[Task details]: Extract every line below that contains the word "view".

═══ Dataset records

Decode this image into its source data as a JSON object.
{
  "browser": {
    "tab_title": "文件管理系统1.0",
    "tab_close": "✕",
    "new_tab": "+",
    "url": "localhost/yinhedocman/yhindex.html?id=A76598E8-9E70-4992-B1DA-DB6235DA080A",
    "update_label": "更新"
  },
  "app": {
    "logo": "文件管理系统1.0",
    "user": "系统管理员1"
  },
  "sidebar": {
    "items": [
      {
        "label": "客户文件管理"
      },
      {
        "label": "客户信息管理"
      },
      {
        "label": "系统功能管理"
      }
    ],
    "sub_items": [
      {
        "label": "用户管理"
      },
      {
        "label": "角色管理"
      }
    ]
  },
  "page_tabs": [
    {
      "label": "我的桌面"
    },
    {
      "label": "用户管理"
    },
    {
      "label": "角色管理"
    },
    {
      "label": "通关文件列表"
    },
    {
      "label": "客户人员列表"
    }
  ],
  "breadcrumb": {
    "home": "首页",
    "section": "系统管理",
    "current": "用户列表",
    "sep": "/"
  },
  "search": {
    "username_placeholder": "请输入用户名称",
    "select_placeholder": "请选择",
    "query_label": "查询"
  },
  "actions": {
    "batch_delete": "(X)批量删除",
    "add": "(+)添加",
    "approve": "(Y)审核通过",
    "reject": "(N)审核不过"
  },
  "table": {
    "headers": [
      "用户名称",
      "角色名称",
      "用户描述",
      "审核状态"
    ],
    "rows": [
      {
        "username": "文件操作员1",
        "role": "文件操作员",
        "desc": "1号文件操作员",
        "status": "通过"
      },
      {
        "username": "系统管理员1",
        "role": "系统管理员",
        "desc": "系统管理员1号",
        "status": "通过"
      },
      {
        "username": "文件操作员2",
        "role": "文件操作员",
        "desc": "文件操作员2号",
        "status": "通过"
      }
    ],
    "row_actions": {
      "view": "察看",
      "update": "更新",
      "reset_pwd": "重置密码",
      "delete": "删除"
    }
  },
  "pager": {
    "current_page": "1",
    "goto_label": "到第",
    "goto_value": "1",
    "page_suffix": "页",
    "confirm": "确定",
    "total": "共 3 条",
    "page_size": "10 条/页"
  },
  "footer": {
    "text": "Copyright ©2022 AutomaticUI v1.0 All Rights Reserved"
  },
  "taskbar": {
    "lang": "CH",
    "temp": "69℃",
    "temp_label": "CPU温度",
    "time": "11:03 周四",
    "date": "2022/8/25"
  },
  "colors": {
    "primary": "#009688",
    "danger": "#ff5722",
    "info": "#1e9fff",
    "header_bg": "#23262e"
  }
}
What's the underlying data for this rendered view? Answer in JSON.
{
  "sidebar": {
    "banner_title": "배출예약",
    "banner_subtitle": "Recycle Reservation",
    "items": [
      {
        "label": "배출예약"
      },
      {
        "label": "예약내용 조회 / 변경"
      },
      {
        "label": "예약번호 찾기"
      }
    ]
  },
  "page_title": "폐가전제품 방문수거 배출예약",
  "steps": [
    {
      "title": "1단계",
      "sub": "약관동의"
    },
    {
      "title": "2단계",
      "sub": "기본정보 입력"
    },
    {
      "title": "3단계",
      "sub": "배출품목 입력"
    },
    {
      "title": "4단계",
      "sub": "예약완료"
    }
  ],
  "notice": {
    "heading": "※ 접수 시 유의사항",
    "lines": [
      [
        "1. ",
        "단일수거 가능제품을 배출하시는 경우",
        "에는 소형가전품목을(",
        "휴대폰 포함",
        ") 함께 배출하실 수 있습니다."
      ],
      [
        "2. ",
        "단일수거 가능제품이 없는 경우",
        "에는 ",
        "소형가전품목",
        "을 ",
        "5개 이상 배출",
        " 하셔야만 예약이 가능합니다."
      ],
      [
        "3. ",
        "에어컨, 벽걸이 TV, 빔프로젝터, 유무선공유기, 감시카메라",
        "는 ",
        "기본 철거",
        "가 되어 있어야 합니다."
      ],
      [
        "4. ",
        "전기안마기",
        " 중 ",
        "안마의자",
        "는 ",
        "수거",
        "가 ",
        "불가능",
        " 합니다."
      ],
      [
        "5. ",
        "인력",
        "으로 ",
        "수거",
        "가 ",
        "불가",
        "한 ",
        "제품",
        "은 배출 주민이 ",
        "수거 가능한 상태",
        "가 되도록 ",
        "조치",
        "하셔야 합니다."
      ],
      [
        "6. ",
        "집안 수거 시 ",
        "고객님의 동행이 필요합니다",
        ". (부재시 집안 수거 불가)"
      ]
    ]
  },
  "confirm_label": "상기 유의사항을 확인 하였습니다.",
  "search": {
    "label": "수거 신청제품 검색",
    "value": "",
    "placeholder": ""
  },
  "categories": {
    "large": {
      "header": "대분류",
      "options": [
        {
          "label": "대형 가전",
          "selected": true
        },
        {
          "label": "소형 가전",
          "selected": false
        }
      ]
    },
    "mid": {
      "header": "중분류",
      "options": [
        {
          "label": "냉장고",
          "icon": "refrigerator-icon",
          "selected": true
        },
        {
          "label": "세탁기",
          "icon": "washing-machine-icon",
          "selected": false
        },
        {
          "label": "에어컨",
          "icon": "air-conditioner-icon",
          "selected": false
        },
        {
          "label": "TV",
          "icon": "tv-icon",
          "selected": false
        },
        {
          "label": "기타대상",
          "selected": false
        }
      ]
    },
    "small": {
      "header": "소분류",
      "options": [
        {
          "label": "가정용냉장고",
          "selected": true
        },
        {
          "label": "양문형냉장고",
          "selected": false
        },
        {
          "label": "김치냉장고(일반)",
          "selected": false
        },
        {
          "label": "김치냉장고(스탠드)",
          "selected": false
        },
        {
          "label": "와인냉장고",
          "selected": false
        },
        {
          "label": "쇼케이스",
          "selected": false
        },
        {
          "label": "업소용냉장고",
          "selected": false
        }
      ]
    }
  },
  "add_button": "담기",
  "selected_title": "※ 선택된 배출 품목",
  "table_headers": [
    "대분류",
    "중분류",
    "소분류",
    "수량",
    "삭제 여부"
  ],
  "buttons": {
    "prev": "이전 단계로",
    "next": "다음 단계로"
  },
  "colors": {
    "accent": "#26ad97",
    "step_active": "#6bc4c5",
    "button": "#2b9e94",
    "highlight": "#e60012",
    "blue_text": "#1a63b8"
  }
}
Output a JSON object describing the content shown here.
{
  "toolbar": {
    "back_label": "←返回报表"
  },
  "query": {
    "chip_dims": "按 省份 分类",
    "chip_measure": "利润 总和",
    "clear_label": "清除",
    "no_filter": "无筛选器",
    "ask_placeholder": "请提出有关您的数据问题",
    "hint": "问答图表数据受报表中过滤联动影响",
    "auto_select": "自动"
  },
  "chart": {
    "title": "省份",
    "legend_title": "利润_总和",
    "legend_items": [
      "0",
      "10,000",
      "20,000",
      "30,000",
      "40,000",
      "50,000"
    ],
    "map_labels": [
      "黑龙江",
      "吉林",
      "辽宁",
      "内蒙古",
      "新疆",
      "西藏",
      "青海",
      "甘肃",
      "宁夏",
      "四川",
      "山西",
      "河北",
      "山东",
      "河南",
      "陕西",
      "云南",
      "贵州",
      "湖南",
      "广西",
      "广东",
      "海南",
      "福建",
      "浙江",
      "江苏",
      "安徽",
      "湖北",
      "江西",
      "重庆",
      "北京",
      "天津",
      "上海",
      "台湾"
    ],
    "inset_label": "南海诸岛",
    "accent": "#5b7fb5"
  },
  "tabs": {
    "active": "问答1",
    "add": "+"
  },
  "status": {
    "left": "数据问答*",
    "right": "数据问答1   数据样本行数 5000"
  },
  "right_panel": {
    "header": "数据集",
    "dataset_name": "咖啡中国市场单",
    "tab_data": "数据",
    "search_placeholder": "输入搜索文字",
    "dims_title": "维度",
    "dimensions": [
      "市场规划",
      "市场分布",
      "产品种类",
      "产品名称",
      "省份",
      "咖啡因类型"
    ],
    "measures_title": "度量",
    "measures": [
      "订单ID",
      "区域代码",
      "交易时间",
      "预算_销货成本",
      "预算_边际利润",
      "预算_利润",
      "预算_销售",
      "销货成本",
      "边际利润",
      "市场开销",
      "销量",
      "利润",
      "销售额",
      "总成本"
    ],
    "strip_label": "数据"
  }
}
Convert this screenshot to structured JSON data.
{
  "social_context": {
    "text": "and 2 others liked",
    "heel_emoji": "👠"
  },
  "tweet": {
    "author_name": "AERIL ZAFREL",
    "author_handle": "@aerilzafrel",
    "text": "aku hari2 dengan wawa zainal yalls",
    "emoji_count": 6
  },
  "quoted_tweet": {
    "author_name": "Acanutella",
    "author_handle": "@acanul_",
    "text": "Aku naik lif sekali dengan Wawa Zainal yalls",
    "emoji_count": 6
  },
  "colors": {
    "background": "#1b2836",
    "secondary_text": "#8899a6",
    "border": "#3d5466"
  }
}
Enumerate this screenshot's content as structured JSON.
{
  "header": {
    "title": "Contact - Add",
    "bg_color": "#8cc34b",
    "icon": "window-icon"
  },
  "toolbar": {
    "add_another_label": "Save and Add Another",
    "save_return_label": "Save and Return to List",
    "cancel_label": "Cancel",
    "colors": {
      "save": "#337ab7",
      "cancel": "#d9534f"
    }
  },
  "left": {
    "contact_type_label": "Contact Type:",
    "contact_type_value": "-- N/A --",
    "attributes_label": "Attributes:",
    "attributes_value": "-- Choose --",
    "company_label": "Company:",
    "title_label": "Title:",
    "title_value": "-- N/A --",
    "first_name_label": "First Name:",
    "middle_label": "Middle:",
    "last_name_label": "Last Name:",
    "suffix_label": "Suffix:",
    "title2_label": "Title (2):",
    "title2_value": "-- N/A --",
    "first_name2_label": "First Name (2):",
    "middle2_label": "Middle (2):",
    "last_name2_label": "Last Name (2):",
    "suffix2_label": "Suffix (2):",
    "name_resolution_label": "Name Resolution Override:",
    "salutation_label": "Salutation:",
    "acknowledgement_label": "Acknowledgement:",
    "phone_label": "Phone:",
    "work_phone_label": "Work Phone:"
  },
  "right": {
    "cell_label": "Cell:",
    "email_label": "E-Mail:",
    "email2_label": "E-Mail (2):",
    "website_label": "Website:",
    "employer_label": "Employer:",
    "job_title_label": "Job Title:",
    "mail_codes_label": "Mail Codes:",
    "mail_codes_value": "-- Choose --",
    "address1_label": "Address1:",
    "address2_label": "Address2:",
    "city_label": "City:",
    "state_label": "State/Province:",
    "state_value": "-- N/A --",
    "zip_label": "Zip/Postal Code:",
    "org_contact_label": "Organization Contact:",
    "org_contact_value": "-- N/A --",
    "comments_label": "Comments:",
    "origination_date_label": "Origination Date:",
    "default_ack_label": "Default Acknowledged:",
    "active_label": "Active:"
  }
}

══════

[Written answer]:
      "view": "察看",
What's the underlying data for this rendered view? Answer in JSON.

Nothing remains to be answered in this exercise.